# Task goal:
Keep only those lines of the records that include the string "Correctness".

Figure data in JSON:
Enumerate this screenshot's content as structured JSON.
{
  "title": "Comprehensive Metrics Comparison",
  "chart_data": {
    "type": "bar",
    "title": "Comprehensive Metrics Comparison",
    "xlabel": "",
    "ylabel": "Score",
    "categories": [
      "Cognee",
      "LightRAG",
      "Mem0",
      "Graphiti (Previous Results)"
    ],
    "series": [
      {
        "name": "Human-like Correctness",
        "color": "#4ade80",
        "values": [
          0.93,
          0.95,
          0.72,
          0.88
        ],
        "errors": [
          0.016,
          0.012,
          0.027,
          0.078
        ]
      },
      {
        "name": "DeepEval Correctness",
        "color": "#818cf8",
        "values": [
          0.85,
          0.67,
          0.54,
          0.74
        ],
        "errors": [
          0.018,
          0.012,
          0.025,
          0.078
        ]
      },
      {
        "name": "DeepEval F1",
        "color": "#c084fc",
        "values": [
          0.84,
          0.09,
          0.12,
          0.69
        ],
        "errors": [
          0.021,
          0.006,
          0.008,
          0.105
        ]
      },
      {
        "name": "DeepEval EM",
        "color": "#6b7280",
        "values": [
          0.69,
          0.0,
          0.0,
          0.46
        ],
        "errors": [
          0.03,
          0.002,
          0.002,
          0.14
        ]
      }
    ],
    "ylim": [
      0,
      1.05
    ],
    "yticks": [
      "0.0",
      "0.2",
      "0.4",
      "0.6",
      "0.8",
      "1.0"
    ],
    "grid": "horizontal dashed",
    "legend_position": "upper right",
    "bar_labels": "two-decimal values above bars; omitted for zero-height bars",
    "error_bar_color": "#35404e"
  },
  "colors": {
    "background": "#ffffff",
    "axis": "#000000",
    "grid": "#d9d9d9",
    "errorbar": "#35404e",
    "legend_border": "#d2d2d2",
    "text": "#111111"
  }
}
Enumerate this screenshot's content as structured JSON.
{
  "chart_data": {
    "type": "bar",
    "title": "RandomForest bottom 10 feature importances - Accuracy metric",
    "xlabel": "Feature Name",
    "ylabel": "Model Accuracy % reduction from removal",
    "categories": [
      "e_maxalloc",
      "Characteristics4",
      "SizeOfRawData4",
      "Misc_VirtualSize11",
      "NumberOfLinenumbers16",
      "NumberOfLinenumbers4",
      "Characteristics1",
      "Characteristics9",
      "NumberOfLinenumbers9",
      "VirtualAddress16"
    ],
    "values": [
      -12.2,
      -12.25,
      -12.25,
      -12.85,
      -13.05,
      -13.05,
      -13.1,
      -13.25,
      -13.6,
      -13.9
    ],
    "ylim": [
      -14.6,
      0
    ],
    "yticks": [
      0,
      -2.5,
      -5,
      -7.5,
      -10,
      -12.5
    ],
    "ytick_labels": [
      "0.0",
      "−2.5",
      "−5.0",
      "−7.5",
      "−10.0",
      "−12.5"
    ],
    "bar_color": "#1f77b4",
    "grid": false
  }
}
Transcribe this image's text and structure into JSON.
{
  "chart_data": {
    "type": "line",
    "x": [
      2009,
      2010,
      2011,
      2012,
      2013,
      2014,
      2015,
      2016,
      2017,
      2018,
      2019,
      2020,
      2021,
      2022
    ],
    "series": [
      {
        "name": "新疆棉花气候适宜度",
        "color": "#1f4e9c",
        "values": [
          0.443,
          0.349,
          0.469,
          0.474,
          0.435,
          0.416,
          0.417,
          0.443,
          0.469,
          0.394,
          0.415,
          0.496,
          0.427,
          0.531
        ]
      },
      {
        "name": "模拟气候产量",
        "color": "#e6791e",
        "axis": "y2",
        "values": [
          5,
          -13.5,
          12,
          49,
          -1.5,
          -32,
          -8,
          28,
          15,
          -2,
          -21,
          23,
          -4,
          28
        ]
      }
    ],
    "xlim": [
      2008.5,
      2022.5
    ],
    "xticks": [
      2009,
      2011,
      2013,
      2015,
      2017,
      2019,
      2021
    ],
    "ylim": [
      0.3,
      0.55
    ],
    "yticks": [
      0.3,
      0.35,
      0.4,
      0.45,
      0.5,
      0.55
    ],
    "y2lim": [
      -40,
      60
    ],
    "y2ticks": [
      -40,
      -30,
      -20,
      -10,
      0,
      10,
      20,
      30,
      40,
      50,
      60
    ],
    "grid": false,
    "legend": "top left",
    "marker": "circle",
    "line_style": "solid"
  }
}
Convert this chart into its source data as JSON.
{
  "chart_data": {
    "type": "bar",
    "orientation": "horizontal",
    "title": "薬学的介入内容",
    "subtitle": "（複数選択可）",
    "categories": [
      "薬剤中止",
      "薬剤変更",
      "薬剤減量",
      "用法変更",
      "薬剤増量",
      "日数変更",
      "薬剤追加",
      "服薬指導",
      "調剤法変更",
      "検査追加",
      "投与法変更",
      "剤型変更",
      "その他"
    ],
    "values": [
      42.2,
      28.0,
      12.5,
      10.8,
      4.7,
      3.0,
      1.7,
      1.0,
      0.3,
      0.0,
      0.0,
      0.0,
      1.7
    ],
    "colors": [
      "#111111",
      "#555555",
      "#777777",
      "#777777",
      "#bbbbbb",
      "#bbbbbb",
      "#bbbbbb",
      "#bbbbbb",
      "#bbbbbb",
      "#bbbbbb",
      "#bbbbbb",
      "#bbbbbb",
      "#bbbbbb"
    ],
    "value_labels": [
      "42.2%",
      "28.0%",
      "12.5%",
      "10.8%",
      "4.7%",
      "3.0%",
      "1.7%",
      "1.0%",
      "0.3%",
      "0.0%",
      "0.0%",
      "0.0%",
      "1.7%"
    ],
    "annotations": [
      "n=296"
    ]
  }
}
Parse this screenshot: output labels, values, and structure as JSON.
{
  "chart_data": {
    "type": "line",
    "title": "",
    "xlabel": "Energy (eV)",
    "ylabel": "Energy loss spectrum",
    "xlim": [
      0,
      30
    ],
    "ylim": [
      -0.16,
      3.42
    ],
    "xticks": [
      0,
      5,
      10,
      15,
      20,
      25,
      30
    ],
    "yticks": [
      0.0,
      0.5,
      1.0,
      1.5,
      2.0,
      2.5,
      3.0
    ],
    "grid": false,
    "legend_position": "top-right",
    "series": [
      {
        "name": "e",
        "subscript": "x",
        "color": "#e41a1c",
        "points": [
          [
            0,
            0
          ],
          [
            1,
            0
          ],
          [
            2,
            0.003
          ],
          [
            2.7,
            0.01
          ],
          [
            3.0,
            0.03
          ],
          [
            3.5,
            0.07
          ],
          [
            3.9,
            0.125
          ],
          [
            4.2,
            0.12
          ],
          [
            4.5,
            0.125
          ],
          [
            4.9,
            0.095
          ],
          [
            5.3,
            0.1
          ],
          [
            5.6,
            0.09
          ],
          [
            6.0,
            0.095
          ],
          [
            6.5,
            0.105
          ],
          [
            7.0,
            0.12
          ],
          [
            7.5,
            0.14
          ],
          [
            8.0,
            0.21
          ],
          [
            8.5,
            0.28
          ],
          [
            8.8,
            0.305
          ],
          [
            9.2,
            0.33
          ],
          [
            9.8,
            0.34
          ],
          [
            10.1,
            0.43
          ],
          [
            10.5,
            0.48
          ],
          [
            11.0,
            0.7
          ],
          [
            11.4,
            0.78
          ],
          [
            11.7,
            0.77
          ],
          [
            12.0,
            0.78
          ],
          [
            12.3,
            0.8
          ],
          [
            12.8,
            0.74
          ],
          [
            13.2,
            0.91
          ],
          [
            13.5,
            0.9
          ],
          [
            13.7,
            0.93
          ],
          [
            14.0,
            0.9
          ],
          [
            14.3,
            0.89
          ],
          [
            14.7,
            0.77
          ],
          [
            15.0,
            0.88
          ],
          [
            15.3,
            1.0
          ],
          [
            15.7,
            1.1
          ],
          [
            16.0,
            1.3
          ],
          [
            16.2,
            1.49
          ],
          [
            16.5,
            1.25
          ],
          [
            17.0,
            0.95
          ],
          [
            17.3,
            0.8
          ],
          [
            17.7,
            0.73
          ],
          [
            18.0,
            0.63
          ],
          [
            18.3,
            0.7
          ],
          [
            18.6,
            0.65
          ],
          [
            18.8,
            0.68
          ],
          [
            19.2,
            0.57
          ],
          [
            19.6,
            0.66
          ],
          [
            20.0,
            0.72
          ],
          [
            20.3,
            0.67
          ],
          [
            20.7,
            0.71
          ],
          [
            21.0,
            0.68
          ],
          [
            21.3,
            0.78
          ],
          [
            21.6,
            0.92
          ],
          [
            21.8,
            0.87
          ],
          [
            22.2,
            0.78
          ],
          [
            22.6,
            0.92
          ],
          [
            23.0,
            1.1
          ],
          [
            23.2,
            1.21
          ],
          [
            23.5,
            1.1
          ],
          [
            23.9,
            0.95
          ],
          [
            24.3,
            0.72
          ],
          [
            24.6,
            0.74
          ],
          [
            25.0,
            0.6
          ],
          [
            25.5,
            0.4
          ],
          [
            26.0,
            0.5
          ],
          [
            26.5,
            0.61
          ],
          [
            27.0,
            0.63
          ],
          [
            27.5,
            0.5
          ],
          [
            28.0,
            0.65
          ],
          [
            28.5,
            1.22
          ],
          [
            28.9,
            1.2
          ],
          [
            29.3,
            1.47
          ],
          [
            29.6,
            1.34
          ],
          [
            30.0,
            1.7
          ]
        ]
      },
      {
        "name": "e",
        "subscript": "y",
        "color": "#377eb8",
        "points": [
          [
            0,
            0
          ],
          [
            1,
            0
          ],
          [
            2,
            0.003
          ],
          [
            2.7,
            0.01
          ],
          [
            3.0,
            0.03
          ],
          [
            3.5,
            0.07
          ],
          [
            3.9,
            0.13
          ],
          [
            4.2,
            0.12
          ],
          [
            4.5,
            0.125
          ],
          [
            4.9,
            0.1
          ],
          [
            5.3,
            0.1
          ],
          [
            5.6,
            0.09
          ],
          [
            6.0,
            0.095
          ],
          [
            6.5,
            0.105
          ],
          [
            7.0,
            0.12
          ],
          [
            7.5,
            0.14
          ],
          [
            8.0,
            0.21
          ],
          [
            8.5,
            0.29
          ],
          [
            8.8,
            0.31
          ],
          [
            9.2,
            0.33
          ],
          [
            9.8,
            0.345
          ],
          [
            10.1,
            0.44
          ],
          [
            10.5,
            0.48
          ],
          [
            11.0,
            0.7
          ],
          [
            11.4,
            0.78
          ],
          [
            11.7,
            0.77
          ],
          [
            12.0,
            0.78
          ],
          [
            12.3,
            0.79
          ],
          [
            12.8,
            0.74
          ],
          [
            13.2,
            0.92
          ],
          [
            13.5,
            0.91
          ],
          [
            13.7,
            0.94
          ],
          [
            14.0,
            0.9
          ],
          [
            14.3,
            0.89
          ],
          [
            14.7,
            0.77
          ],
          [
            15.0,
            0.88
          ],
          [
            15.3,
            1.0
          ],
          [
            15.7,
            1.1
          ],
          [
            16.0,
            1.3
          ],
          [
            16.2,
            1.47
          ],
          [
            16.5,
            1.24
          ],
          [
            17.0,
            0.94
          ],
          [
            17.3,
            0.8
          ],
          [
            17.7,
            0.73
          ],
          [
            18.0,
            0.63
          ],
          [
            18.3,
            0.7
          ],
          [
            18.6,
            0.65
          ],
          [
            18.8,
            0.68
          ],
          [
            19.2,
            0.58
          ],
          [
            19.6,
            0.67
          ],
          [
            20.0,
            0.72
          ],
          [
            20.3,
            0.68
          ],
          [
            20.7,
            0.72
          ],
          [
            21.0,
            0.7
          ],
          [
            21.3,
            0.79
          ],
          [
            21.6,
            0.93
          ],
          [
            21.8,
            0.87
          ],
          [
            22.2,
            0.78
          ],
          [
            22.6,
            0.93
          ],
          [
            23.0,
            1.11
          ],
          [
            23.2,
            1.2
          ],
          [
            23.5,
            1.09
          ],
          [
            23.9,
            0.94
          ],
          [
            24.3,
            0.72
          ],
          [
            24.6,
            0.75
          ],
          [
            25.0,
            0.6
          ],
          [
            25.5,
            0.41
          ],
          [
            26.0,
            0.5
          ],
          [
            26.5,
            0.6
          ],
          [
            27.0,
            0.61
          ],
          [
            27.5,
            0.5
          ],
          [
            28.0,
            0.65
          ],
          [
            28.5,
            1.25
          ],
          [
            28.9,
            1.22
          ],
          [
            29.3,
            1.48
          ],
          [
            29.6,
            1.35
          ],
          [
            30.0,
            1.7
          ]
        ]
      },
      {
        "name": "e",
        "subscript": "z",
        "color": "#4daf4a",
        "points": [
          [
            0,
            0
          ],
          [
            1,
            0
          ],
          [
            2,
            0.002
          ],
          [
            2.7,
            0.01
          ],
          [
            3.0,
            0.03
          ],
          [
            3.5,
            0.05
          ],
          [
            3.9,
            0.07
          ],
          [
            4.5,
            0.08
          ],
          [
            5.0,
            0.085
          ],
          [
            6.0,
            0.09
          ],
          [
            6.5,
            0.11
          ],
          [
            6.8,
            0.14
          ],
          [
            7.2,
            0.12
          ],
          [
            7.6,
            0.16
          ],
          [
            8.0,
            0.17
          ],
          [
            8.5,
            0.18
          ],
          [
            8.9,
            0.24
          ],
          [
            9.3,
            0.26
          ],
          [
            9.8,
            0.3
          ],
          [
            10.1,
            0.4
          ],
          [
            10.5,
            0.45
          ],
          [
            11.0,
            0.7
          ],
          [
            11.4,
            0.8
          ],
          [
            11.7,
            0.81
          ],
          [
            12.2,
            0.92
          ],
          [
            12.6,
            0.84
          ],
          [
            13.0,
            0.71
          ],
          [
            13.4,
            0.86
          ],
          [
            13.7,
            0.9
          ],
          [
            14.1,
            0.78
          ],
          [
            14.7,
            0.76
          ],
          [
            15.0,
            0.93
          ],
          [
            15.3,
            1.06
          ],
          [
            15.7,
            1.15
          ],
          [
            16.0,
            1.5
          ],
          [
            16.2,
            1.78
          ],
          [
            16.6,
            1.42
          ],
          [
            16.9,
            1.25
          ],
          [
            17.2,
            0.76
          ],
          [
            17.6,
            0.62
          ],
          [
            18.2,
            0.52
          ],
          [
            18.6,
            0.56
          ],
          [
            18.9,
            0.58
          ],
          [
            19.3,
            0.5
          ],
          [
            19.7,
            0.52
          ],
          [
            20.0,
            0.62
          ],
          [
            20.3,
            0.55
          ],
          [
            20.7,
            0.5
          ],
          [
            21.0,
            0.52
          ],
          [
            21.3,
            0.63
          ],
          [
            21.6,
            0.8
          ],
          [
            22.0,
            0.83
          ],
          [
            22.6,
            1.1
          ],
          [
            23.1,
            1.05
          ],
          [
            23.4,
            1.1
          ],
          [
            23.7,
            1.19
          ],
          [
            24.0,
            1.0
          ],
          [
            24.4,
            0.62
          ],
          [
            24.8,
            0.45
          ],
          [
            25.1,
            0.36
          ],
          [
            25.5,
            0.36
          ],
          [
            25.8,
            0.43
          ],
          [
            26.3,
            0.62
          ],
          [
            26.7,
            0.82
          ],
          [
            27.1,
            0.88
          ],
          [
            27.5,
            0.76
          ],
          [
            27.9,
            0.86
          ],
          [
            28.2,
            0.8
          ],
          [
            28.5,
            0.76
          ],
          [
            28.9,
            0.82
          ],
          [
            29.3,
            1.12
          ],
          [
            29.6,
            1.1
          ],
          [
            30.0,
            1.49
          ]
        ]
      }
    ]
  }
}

# Task solution:
        "name": "Human-like Correctness",
        "name": "DeepEval Correctness",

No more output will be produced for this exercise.